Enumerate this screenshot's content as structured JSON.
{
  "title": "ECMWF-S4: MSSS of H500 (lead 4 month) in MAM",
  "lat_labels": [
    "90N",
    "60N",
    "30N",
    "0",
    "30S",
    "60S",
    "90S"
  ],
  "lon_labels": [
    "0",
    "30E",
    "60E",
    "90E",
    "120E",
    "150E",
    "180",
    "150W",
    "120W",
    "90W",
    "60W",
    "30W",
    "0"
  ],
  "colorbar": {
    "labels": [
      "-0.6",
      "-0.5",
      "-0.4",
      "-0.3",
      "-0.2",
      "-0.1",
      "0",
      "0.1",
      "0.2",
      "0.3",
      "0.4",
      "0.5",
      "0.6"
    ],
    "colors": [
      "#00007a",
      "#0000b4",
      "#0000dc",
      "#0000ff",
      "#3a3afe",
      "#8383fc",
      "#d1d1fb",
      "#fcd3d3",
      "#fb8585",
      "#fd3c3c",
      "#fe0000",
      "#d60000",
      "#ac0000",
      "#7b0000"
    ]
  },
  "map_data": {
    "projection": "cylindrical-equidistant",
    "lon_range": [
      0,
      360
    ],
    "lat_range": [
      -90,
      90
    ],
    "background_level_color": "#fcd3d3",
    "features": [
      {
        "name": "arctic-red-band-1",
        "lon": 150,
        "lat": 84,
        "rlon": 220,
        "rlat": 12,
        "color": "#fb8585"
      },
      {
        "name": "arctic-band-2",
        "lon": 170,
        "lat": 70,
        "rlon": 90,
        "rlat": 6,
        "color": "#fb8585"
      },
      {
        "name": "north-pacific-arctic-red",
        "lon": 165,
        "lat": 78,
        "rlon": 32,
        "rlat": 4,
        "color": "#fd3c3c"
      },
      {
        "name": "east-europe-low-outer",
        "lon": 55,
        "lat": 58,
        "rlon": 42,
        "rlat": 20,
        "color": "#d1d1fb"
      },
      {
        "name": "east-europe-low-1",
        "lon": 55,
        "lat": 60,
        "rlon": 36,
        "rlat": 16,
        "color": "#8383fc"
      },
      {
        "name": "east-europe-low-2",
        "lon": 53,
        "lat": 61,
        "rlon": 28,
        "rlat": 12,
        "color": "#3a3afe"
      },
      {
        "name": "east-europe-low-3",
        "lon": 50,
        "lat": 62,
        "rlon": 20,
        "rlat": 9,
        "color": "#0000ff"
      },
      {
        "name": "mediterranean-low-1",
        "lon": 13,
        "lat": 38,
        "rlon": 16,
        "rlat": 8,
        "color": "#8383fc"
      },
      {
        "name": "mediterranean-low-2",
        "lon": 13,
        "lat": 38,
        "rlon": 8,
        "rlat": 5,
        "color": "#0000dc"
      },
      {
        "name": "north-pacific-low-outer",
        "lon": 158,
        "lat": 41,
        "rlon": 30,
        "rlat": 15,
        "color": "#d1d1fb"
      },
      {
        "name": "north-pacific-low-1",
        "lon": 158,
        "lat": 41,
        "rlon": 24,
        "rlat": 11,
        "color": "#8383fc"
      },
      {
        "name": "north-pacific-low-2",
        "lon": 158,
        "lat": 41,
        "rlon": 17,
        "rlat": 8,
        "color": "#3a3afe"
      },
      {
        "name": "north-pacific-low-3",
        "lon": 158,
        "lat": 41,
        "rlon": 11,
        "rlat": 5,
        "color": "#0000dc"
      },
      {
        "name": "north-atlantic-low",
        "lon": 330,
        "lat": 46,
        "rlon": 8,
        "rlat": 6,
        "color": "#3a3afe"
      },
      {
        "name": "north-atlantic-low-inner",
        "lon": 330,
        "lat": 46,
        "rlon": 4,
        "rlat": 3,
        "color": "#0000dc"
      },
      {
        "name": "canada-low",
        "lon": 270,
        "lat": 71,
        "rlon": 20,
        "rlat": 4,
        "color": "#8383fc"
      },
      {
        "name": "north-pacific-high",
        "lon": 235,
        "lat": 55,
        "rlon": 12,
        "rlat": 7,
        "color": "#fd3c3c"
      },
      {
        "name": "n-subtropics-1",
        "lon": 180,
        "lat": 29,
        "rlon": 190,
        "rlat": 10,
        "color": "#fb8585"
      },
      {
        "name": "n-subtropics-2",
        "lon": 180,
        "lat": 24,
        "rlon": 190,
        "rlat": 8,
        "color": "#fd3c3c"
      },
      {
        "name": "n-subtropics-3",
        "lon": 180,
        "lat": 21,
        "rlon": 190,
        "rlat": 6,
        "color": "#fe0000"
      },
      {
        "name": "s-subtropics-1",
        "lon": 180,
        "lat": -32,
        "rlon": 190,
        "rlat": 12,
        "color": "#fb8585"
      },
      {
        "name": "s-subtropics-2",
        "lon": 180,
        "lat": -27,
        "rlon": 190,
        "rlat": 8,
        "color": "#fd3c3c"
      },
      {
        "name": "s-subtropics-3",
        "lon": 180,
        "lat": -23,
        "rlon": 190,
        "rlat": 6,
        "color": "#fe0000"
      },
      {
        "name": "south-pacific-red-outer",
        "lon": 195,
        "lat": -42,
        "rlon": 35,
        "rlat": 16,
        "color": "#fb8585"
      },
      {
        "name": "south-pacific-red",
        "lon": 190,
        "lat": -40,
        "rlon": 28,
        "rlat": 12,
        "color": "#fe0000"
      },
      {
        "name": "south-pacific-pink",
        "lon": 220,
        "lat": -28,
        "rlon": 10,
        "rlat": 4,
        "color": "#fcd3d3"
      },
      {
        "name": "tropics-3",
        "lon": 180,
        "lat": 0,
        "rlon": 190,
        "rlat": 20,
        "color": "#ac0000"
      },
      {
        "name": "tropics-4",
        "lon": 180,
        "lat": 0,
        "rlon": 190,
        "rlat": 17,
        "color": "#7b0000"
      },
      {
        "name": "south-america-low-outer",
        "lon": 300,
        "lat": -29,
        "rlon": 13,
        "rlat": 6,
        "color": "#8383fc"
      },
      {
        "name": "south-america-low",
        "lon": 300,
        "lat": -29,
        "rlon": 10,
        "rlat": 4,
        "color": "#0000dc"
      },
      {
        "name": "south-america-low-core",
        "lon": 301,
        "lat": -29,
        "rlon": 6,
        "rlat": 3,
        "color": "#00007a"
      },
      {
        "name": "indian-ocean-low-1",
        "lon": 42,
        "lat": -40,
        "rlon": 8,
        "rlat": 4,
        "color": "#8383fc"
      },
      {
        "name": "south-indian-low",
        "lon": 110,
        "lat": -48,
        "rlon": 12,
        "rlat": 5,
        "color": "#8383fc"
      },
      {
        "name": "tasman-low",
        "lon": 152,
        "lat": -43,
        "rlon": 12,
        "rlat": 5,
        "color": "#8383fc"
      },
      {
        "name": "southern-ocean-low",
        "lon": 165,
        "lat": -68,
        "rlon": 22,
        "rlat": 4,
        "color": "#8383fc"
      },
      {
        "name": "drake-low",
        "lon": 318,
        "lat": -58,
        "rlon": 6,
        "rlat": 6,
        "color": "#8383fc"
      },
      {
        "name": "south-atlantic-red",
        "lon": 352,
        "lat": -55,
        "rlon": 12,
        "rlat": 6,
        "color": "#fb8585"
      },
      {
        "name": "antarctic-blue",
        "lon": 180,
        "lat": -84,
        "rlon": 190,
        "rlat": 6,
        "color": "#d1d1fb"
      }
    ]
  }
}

_EXERCISE DESCRIPTION_
Scan the material line by line and report each one that contains "pacific".

_EXPECTED ANSWER_
        "name": "north-pacific-arctic-red",
        "name": "north-pacific-low-outer",
        "name": "north-pacific-low-1",
        "name": "north-pacific-low-2",
        "name": "north-pacific-low-3",
        "name": "north-pacific-high",
        "name": "south-pacific-red-outer",
        "name": "south-pacific-red",
        "name": "south-pacific-pink",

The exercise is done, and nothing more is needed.